Aim of the task → Do not carry the pictures over; copy every other part of the entries exactly.

Records supplied →
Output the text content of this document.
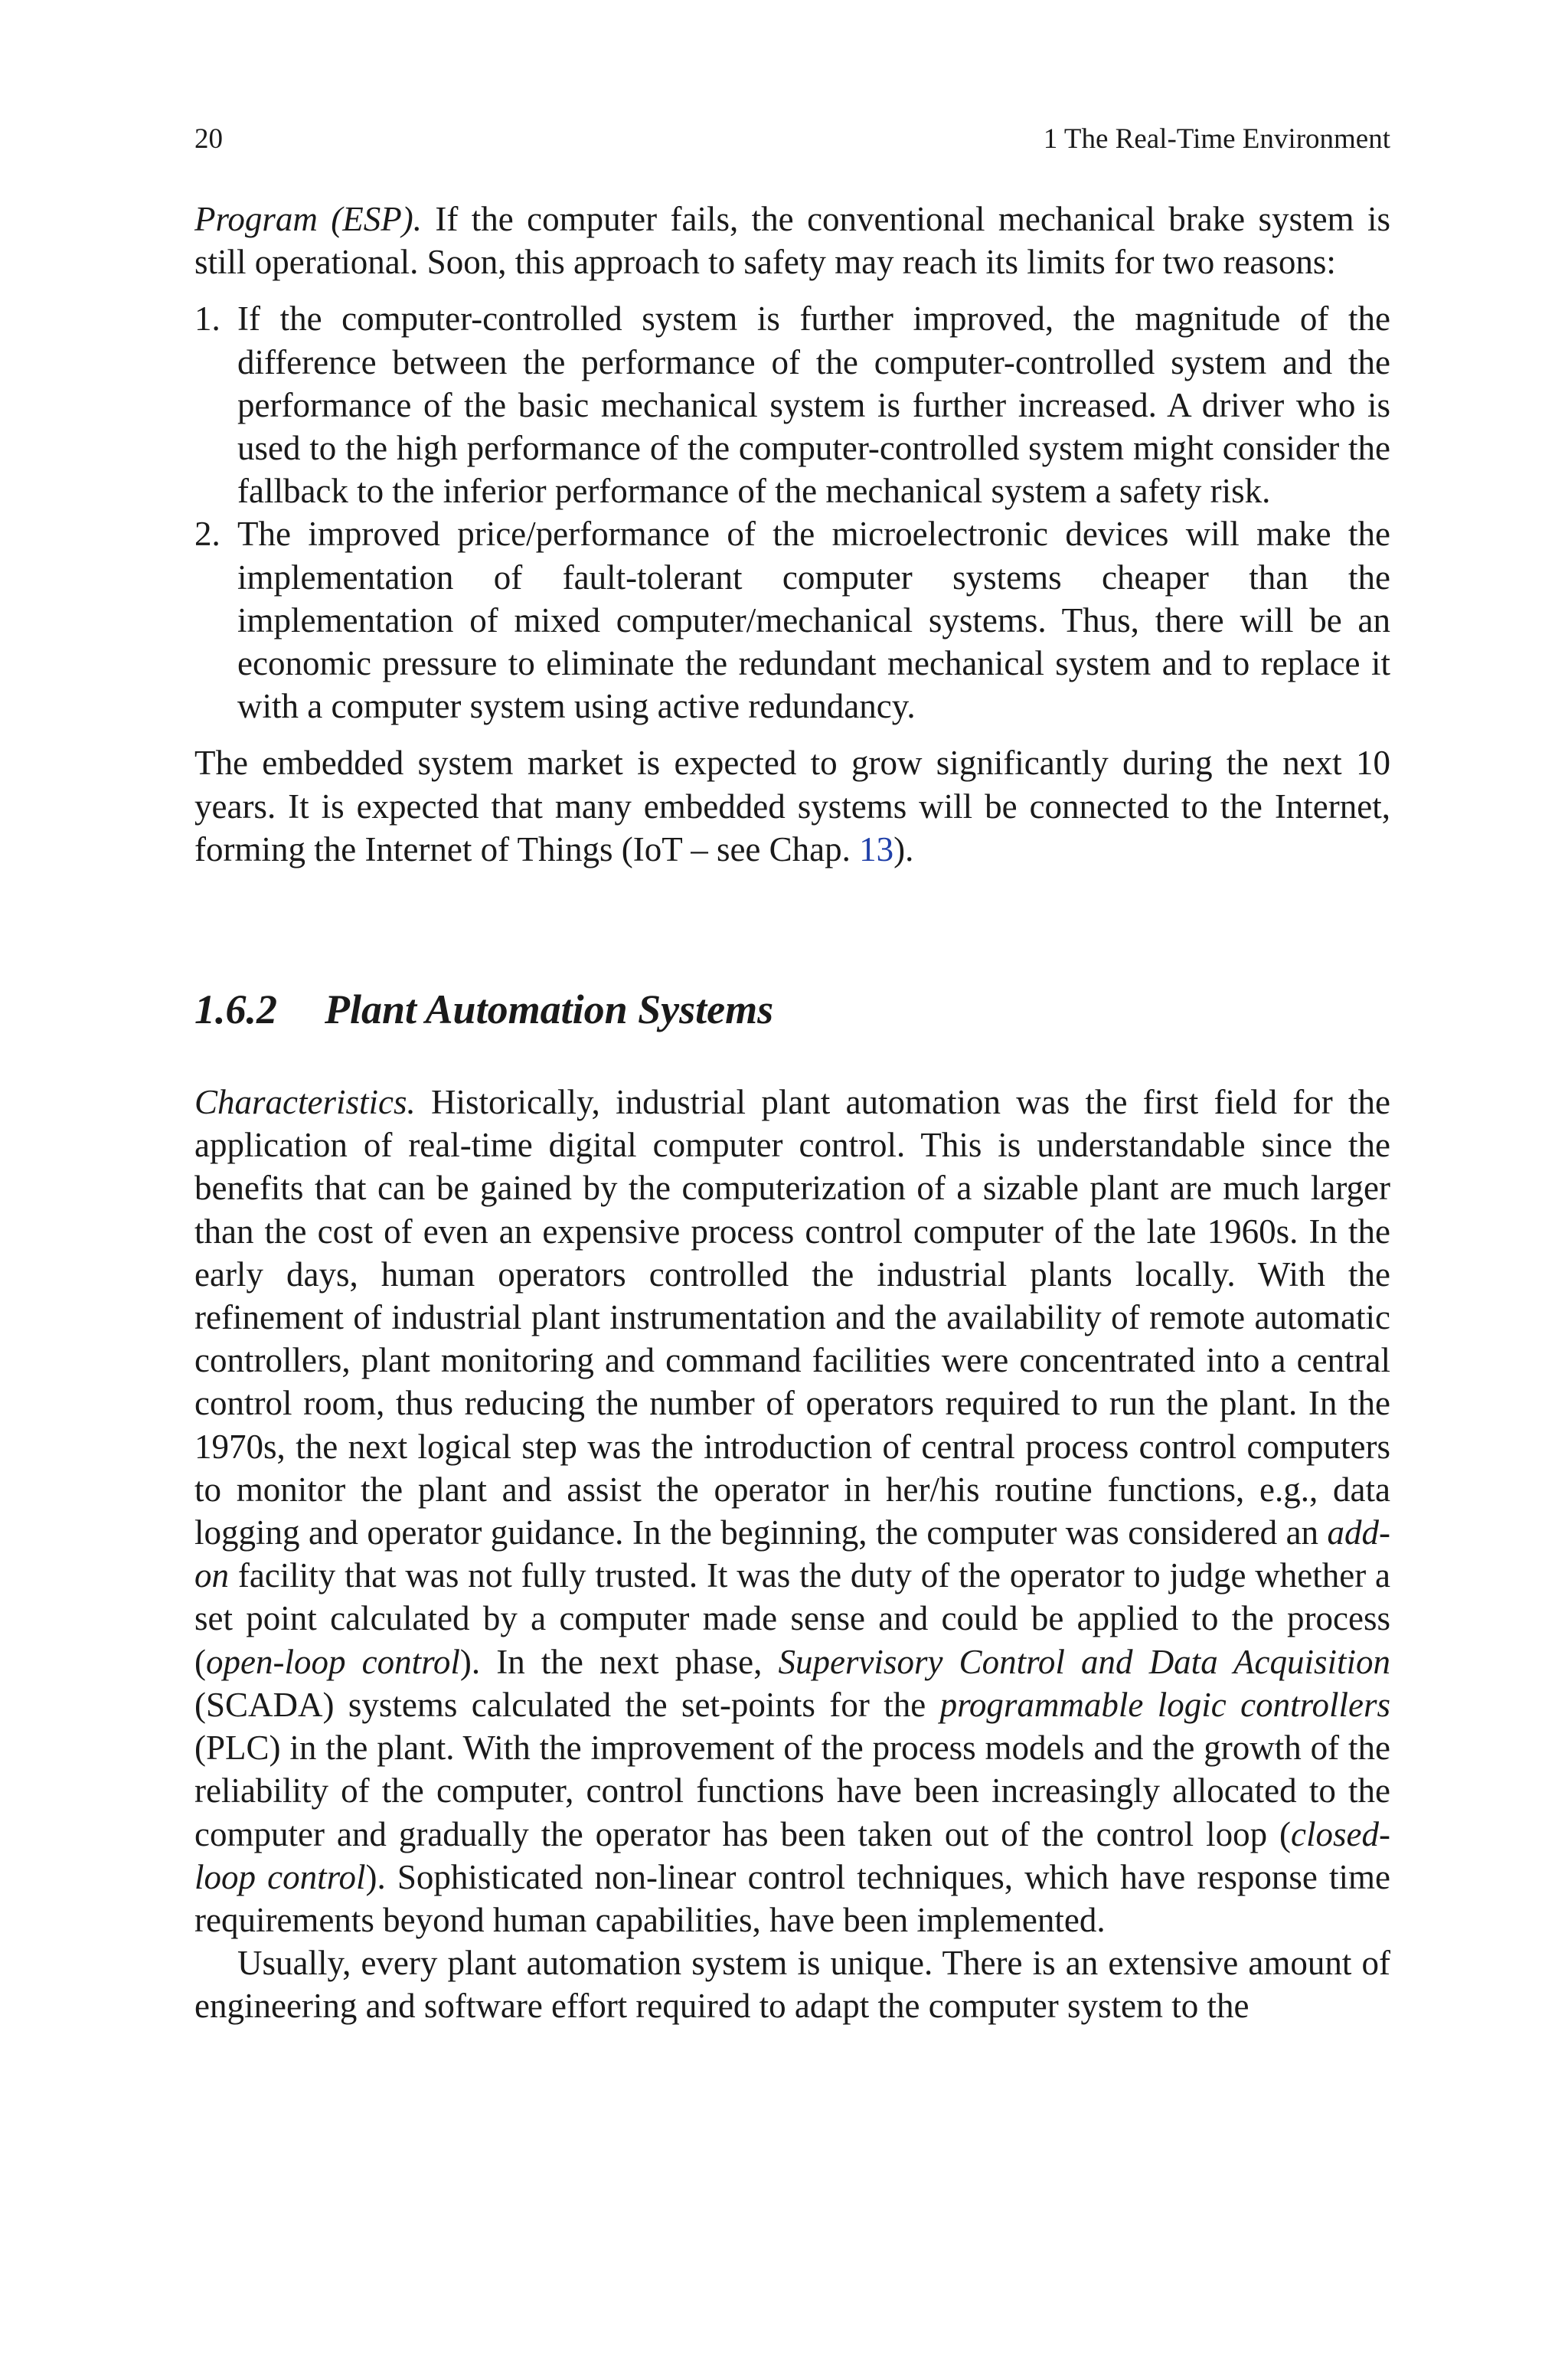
20	1 The Real-Time Environment

Program (ESP). If the computer fails, the conventional mechanical brake system is still operational. Soon, this approach to safety may reach its limits for two reasons:

1. If the computer-controlled system is further improved, the magnitude of the difference between the performance of the computer-controlled system and the performance of the basic mechanical system is further increased. A driver who is used to the high performance of the computer-controlled system might consider the fallback to the inferior performance of the mechanical system a safety risk.
2. The improved price/performance of the microelectronic devices will make the implementation of fault-tolerant computer systems cheaper than the implementation of mixed computer/mechanical systems. Thus, there will be an economic pressure to eliminate the redundant mechanical system and to replace it with a computer system using active redundancy.

The embedded system market is expected to grow significantly during the next 10 years. It is expected that many embedded systems will be connected to the Internet, forming the Internet of Things (IoT – see Chap. 13).

1.6.2	Plant Automation Systems

Characteristics. Historically, industrial plant automation was the first field for the application of real-time digital computer control. This is understandable since the benefits that can be gained by the computerization of a sizable plant are much larger than the cost of even an expensive process control computer of the late 1960s. In the early days, human operators controlled the industrial plants locally. With the refinement of industrial plant instrumentation and the availability of remote automatic controllers, plant monitoring and command facilities were concentrated into a central control room, thus reducing the number of operators required to run the plant. In the 1970s, the next logical step was the introduction of central process control computers to monitor the plant and assist the operator in her/his routine functions, e.g., data logging and operator guidance. In the beginning, the computer was considered an add-on facility that was not fully trusted. It was the duty of the operator to judge whether a set point calculated by a computer made sense and could be applied to the process (open-loop control). In the next phase, Supervisory Control and Data Acquisition (SCADA) systems calculated the set-points for the programmable logic controllers (PLC) in the plant. With the improvement of the process models and the growth of the reliability of the computer, control functions have been increasingly allocated to the computer and gradually the operator has been taken out of the control loop (closed-loop control). Sophisticated non-linear control techniques, which have response time requirements beyond human capabilities, have been implemented.

Usually, every plant automation system is unique. There is an extensive amount of engineering and software effort required to adapt the computer system to the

Solution to this task →
Output the text content of this document.
20	1 The Real-Time Environment

Program (ESP). If the computer fails, the conventional mechanical brake system is still operational. Soon, this approach to safety may reach its limits for two reasons:

1. If the computer-controlled system is further improved, the magnitude of the difference between the performance of the computer-controlled system and the performance of the basic mechanical system is further increased. A driver who is used to the high performance of the computer-controlled system might consider the fallback to the inferior performance of the mechanical system a safety risk.
2. The improved price/performance of the microelectronic devices will make the implementation of fault-tolerant computer systems cheaper than the implementation of mixed computer/mechanical systems. Thus, there will be an economic pressure to eliminate the redundant mechanical system and to replace it with a computer system using active redundancy.

The embedded system market is expected to grow significantly during the next 10 years. It is expected that many embedded systems will be connected to the Internet, forming the Internet of Things (IoT – see Chap. 13).

1.6.2	Plant Automation Systems

Characteristics. Historically, industrial plant automation was the first field for the application of real-time digital computer control. This is understandable since the benefits that can be gained by the computerization of a sizable plant are much larger than the cost of even an expensive process control computer of the late 1960s. In the early days, human operators controlled the industrial plants locally. With the refinement of industrial plant instrumentation and the availability of remote automatic controllers, plant monitoring and command facilities were concentrated into a central control room, thus reducing the number of operators required to run the plant. In the 1970s, the next logical step was the introduction of central process control computers to monitor the plant and assist the operator in her/his routine functions, e.g., data logging and operator guidance. In the beginning, the computer was considered an add-on facility that was not fully trusted. It was the duty of the operator to judge whether a set point calculated by a computer made sense and could be applied to the process (open-loop control). In the next phase, Supervisory Control and Data Acquisition (SCADA) systems calculated the set-points for the programmable logic controllers (PLC) in the plant. With the improvement of the process models and the growth of the reliability of the computer, control functions have been increasingly allocated to the computer and gradually the operator has been taken out of the control loop (closed-loop control). Sophisticated non-linear control techniques, which have response time requirements beyond human capabilities, have been implemented.

Usually, every plant automation system is unique. There is an extensive amount of engineering and software effort required to adapt the computer system to the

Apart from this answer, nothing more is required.